**SHORT TASK**
Extract every entry word for word. Skip the pictures.

[Records]

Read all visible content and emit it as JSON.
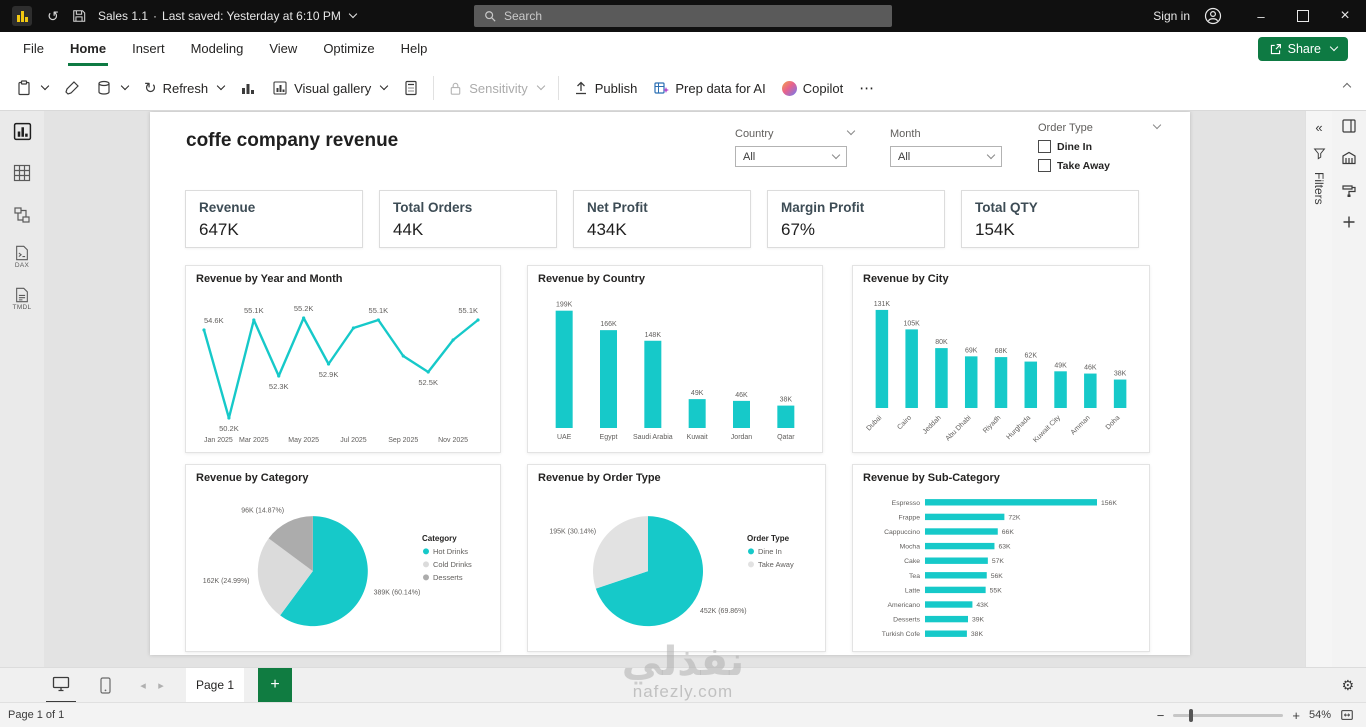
{
  "colors": {
    "accent": "#16C9C9",
    "green": "#0E7A43",
    "pie_gray_light": "#DBDBDB",
    "pie_gray_dark": "#ACACAC"
  },
  "icons": {
    "undo": "↺",
    "refresh": "↻",
    "more": "⋯",
    "gear": "⚙",
    "minimize": "–",
    "close": "×",
    "zoom_in": "+",
    "zoom_out": "−",
    "prev_page": "◂",
    "next_page": "▸",
    "collapse_left": "«",
    "add_page": "+"
  },
  "titlebar": {
    "report_name": "Sales 1.1",
    "separator": "·",
    "saved_status": "Last saved: Yesterday at 6:10 PM",
    "search_placeholder": "Search",
    "sign_in_label": "Sign in"
  },
  "menu": {
    "items": [
      "File",
      "Home",
      "Insert",
      "Modeling",
      "View",
      "Optimize",
      "Help"
    ],
    "share_label": "Share"
  },
  "ribbon": {
    "refresh": "Refresh",
    "visual_gallery": "Visual gallery",
    "sensitivity": "Sensitivity",
    "publish": "Publish",
    "prep_data": "Prep data for AI",
    "copilot": "Copilot"
  },
  "left_rail": {
    "dax_label": "DAX",
    "tmdl_label": "TMDL"
  },
  "filters": {
    "label": "Filters"
  },
  "page": {
    "title": "coffe company revenue",
    "slicers": {
      "country": {
        "label": "Country",
        "value": "All"
      },
      "month": {
        "label": "Month",
        "value": "All"
      },
      "order_type": {
        "label": "Order Type",
        "options": [
          "Dine In",
          "Take Away"
        ]
      }
    },
    "kpis": [
      {
        "label": "Revenue",
        "value": "647K"
      },
      {
        "label": "Total Orders",
        "value": "44K"
      },
      {
        "label": "Net Profit",
        "value": "434K"
      },
      {
        "label": "Margin Profit",
        "value": "67%"
      },
      {
        "label": "Total QTY",
        "value": "154K"
      }
    ]
  },
  "chart_data": [
    {
      "id": "revenue-by-year-and-month",
      "type": "line",
      "title": "Revenue by Year and Month",
      "x": [
        "Jan 2025",
        "Feb 2025",
        "Mar 2025",
        "Apr 2025",
        "May 2025",
        "Jun 2025",
        "Jul 2025",
        "Aug 2025",
        "Sep 2025",
        "Oct 2025",
        "Nov 2025",
        "Dec 2025"
      ],
      "values": [
        54.6,
        50.2,
        55.1,
        52.3,
        55.2,
        52.9,
        54.7,
        55.1,
        53.3,
        52.5,
        54.1,
        55.1
      ],
      "point_labels": [
        "54.6K",
        "50.2K",
        "55.1K",
        "52.3K",
        "55.2K",
        "52.9K",
        "",
        "55.1K",
        "",
        "52.5K",
        "",
        "55.1K"
      ],
      "axis_ticks": [
        "Jan 2025",
        "Mar 2025",
        "May 2025",
        "Jul 2025",
        "Sep 2025",
        "Nov 2025"
      ],
      "ylim": [
        49.9,
        55.7
      ],
      "unit": "K"
    },
    {
      "id": "revenue-by-country",
      "type": "column",
      "title": "Revenue by Country",
      "categories": [
        "UAE",
        "Egypt",
        "Saudi Arabia",
        "Kuwait",
        "Jordan",
        "Qatar"
      ],
      "values": [
        199,
        166,
        148,
        49,
        46,
        38
      ],
      "labels": [
        "199K",
        "166K",
        "148K",
        "49K",
        "46K",
        "38K"
      ],
      "rotate_labels": false
    },
    {
      "id": "revenue-by-city",
      "type": "column",
      "title": "Revenue by City",
      "categories": [
        "Dubai",
        "Cairo",
        "Jeddah",
        "Abu Dhabi",
        "Riyadh",
        "Hurghada",
        "Kuwait City",
        "Amman",
        "Doha"
      ],
      "values": [
        131,
        105,
        80,
        69,
        68,
        62,
        49,
        46,
        38
      ],
      "labels": [
        "131K",
        "105K",
        "80K",
        "69K",
        "68K",
        "62K",
        "49K",
        "46K",
        "38K"
      ],
      "rotate_labels": true
    },
    {
      "id": "revenue-by-category",
      "type": "pie",
      "title": "Revenue by Category",
      "legend_title": "Category",
      "slices": [
        {
          "name": "Hot  Drinks",
          "value": 389,
          "pct": 60.14,
          "label": "389K (60.14%)",
          "color": "#16C9C9"
        },
        {
          "name": "Cold  Drinks",
          "value": 162,
          "pct": 24.99,
          "label": "162K (24.99%)",
          "color": "#DBDBDB"
        },
        {
          "name": "Desserts",
          "value": 96,
          "pct": 14.87,
          "label": "96K (14.87%)",
          "color": "#ACACAC"
        }
      ]
    },
    {
      "id": "revenue-by-order-type",
      "type": "pie",
      "title": "Revenue by Order Type",
      "legend_title": "Order Type",
      "slices": [
        {
          "name": "Dine In",
          "value": 452,
          "pct": 69.86,
          "label": "452K (69.86%)",
          "color": "#16C9C9"
        },
        {
          "name": "Take Away",
          "value": 195,
          "pct": 30.14,
          "label": "195K (30.14%)",
          "color": "#E2E2E2"
        }
      ]
    },
    {
      "id": "revenue-by-sub-category",
      "type": "hbar",
      "title": "Revenue by Sub-Category",
      "categories": [
        "Espresso",
        "Frappe",
        "Cappuccino",
        "Mocha",
        "Cake",
        "Tea",
        "Latte",
        "Americano",
        "Desserts",
        "Turkish Cofe"
      ],
      "values": [
        156,
        72,
        66,
        63,
        57,
        56,
        55,
        43,
        39,
        38
      ],
      "labels": [
        "156K",
        "72K",
        "66K",
        "63K",
        "57K",
        "56K",
        "55K",
        "43K",
        "39K",
        "38K"
      ]
    }
  ],
  "tabs": {
    "page_tab": "Page 1"
  },
  "statusbar": {
    "page_indicator": "Page 1 of 1",
    "zoom": "54%"
  },
  "watermark": {
    "arabic": "نفذلي",
    "domain": "nafezly.com"
  }
}
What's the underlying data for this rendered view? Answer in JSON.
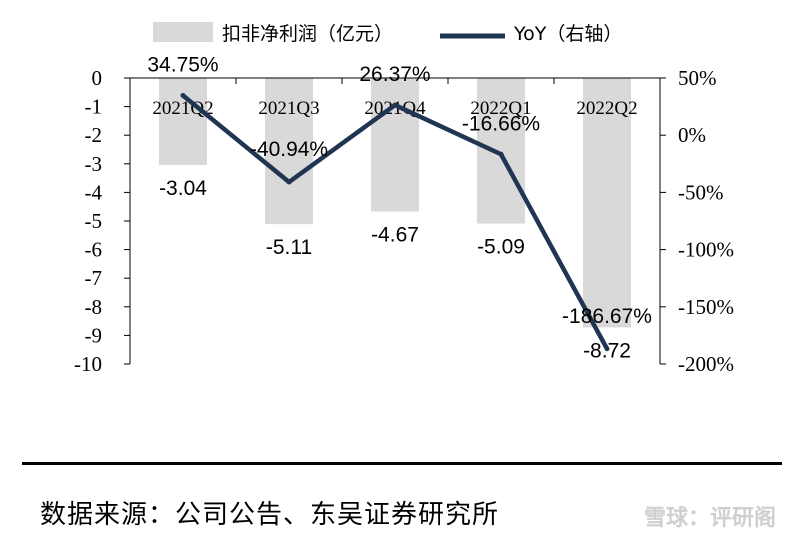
{
  "chart_data": {
    "type": "bar",
    "categories": [
      "2021Q2",
      "2021Q3",
      "2021Q4",
      "2022Q1",
      "2022Q2"
    ],
    "series": [
      {
        "name": "扣非净利润（亿元）",
        "type": "bar",
        "axis": "left",
        "values": [
          -3.04,
          -5.11,
          -4.67,
          -5.09,
          -8.72
        ],
        "labels": [
          "-3.04",
          "-5.11",
          "-4.67",
          "-5.09",
          "-8.72"
        ],
        "color": "#d9d9d9"
      },
      {
        "name": "YoY（右轴）",
        "type": "line",
        "axis": "right",
        "values": [
          34.75,
          -40.94,
          26.37,
          -16.66,
          -186.67
        ],
        "labels": [
          "34.75%",
          "-40.94%",
          "26.37%",
          "-16.66%",
          "-186.67%"
        ],
        "color": "#1f3552"
      }
    ],
    "y_left": {
      "ylim": [
        -10,
        0
      ],
      "ticks": [
        0,
        -1,
        -2,
        -3,
        -4,
        -5,
        -6,
        -7,
        -8,
        -9,
        -10
      ],
      "tick_labels": [
        "0",
        "-1",
        "-2",
        "-3",
        "-4",
        "-5",
        "-6",
        "-7",
        "-8",
        "-9",
        "-10"
      ]
    },
    "y_right": {
      "ylim": [
        -200,
        50
      ],
      "ticks": [
        50,
        0,
        -50,
        -100,
        -150,
        -200
      ],
      "tick_labels": [
        "50%",
        "0%",
        "-50%",
        "-100%",
        "-150%",
        "-200%"
      ]
    },
    "legend": "top",
    "grid": false
  },
  "footer": {
    "source": "数据来源：公司公告、东吴证券研究所",
    "watermark": "雪球：评研阁"
  }
}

**CORRECT ANSWER**
Read all visible content and emit it as JSON.
{
  "colors": {
    "accent": "#16C9C9",
    "green": "#0E7A43",
    "pie_gray_light": "#DBDBDB",
    "pie_gray_dark": "#ACACAC"
  },
  "icons": {
    "undo": "↺",
    "refresh": "↻",
    "more": "⋯",
    "gear": "⚙",
    "minimize": "–",
    "close": "×",
    "zoom_in": "+",
    "zoom_out": "−",
    "prev_page": "◂",
    "next_page": "▸",
    "collapse_left": "«",
    "add_page": "+"
  },
  "titlebar": {
    "report_name": "Sales 1.1",
    "separator": "·",
    "saved_status": "Last saved: Yesterday at 6:10 PM",
    "search_placeholder": "Search",
    "sign_in_label": "Sign in"
  },
  "menu": {
    "items": [
      "File",
      "Home",
      "Insert",
      "Modeling",
      "View",
      "Optimize",
      "Help"
    ],
    "share_label": "Share"
  },
  "ribbon": {
    "refresh": "Refresh",
    "visual_gallery": "Visual gallery",
    "sensitivity": "Sensitivity",
    "publish": "Publish",
    "prep_data": "Prep data for AI",
    "copilot": "Copilot"
  },
  "left_rail": {
    "dax_label": "DAX",
    "tmdl_label": "TMDL"
  },
  "filters": {
    "label": "Filters"
  },
  "page": {
    "title": "coffe company revenue",
    "slicers": {
      "country": {
        "label": "Country",
        "value": "All"
      },
      "month": {
        "label": "Month",
        "value": "All"
      },
      "order_type": {
        "label": "Order Type",
        "options": [
          "Dine In",
          "Take Away"
        ]
      }
    },
    "kpis": [
      {
        "label": "Revenue",
        "value": "647K"
      },
      {
        "label": "Total Orders",
        "value": "44K"
      },
      {
        "label": "Net Profit",
        "value": "434K"
      },
      {
        "label": "Margin Profit",
        "value": "67%"
      },
      {
        "label": "Total QTY",
        "value": "154K"
      }
    ]
  },
  "chart_data": [
    {
      "id": "revenue-by-year-and-month",
      "type": "line",
      "title": "Revenue by Year and Month",
      "x": [
        "Jan 2025",
        "Feb 2025",
        "Mar 2025",
        "Apr 2025",
        "May 2025",
        "Jun 2025",
        "Jul 2025",
        "Aug 2025",
        "Sep 2025",
        "Oct 2025",
        "Nov 2025",
        "Dec 2025"
      ],
      "values": [
        54.6,
        50.2,
        55.1,
        52.3,
        55.2,
        52.9,
        54.7,
        55.1,
        53.3,
        52.5,
        54.1,
        55.1
      ],
      "point_labels": [
        "54.6K",
        "50.2K",
        "55.1K",
        "52.3K",
        "55.2K",
        "52.9K",
        "",
        "55.1K",
        "",
        "52.5K",
        "",
        "55.1K"
      ],
      "axis_ticks": [
        "Jan 2025",
        "Mar 2025",
        "May 2025",
        "Jul 2025",
        "Sep 2025",
        "Nov 2025"
      ],
      "ylim": [
        49.9,
        55.7
      ],
      "unit": "K"
    },
    {
      "id": "revenue-by-country",
      "type": "column",
      "title": "Revenue by Country",
      "categories": [
        "UAE",
        "Egypt",
        "Saudi Arabia",
        "Kuwait",
        "Jordan",
        "Qatar"
      ],
      "values": [
        199,
        166,
        148,
        49,
        46,
        38
      ],
      "labels": [
        "199K",
        "166K",
        "148K",
        "49K",
        "46K",
        "38K"
      ],
      "rotate_labels": false
    },
    {
      "id": "revenue-by-city",
      "type": "column",
      "title": "Revenue by City",
      "categories": [
        "Dubai",
        "Cairo",
        "Jeddah",
        "Abu Dhabi",
        "Riyadh",
        "Hurghada",
        "Kuwait City",
        "Amman",
        "Doha"
      ],
      "values": [
        131,
        105,
        80,
        69,
        68,
        62,
        49,
        46,
        38
      ],
      "labels": [
        "131K",
        "105K",
        "80K",
        "69K",
        "68K",
        "62K",
        "49K",
        "46K",
        "38K"
      ],
      "rotate_labels": true
    },
    {
      "id": "revenue-by-category",
      "type": "pie",
      "title": "Revenue by Category",
      "legend_title": "Category",
      "slices": [
        {
          "name": "Hot  Drinks",
          "value": 389,
          "pct": 60.14,
          "label": "389K (60.14%)",
          "color": "#16C9C9"
        },
        {
          "name": "Cold  Drinks",
          "value": 162,
          "pct": 24.99,
          "label": "162K (24.99%)",
          "color": "#DBDBDB"
        },
        {
          "name": "Desserts",
          "value": 96,
          "pct": 14.87,
          "label": "96K (14.87%)",
          "color": "#ACACAC"
        }
      ]
    },
    {
      "id": "revenue-by-order-type",
      "type": "pie",
      "title": "Revenue by Order Type",
      "legend_title": "Order Type",
      "slices": [
        {
          "name": "Dine In",
          "value": 452,
          "pct": 69.86,
          "label": "452K (69.86%)",
          "color": "#16C9C9"
        },
        {
          "name": "Take Away",
          "value": 195,
          "pct": 30.14,
          "label": "195K (30.14%)",
          "color": "#E2E2E2"
        }
      ]
    },
    {
      "id": "revenue-by-sub-category",
      "type": "hbar",
      "title": "Revenue by Sub-Category",
      "categories": [
        "Espresso",
        "Frappe",
        "Cappuccino",
        "Mocha",
        "Cake",
        "Tea",
        "Latte",
        "Americano",
        "Desserts",
        "Turkish Cofe"
      ],
      "values": [
        156,
        72,
        66,
        63,
        57,
        56,
        55,
        43,
        39,
        38
      ],
      "labels": [
        "156K",
        "72K",
        "66K",
        "63K",
        "57K",
        "56K",
        "55K",
        "43K",
        "39K",
        "38K"
      ]
    }
  ],
  "tabs": {
    "page_tab": "Page 1"
  },
  "statusbar": {
    "page_indicator": "Page 1 of 1",
    "zoom": "54%"
  },
  "watermark": {
    "arabic": "نفذلي",
    "domain": "nafezly.com"
  }
}
What's the underlying data for this rendered view? Answer in JSON.
{
  "chart_data": {
    "type": "bar",
    "categories": [
      "2021Q2",
      "2021Q3",
      "2021Q4",
      "2022Q1",
      "2022Q2"
    ],
    "series": [
      {
        "name": "扣非净利润（亿元）",
        "type": "bar",
        "axis": "left",
        "values": [
          -3.04,
          -5.11,
          -4.67,
          -5.09,
          -8.72
        ],
        "labels": [
          "-3.04",
          "-5.11",
          "-4.67",
          "-5.09",
          "-8.72"
        ],
        "color": "#d9d9d9"
      },
      {
        "name": "YoY（右轴）",
        "type": "line",
        "axis": "right",
        "values": [
          34.75,
          -40.94,
          26.37,
          -16.66,
          -186.67
        ],
        "labels": [
          "34.75%",
          "-40.94%",
          "26.37%",
          "-16.66%",
          "-186.67%"
        ],
        "color": "#1f3552"
      }
    ],
    "y_left": {
      "ylim": [
        -10,
        0
      ],
      "ticks": [
        0,
        -1,
        -2,
        -3,
        -4,
        -5,
        -6,
        -7,
        -8,
        -9,
        -10
      ],
      "tick_labels": [
        "0",
        "-1",
        "-2",
        "-3",
        "-4",
        "-5",
        "-6",
        "-7",
        "-8",
        "-9",
        "-10"
      ]
    },
    "y_right": {
      "ylim": [
        -200,
        50
      ],
      "ticks": [
        50,
        0,
        -50,
        -100,
        -150,
        -200
      ],
      "tick_labels": [
        "50%",
        "0%",
        "-50%",
        "-100%",
        "-150%",
        "-200%"
      ]
    },
    "legend": "top",
    "grid": false
  },
  "footer": {
    "source": "数据来源：公司公告、东吴证券研究所",
    "watermark": "雪球：评研阁"
  }
}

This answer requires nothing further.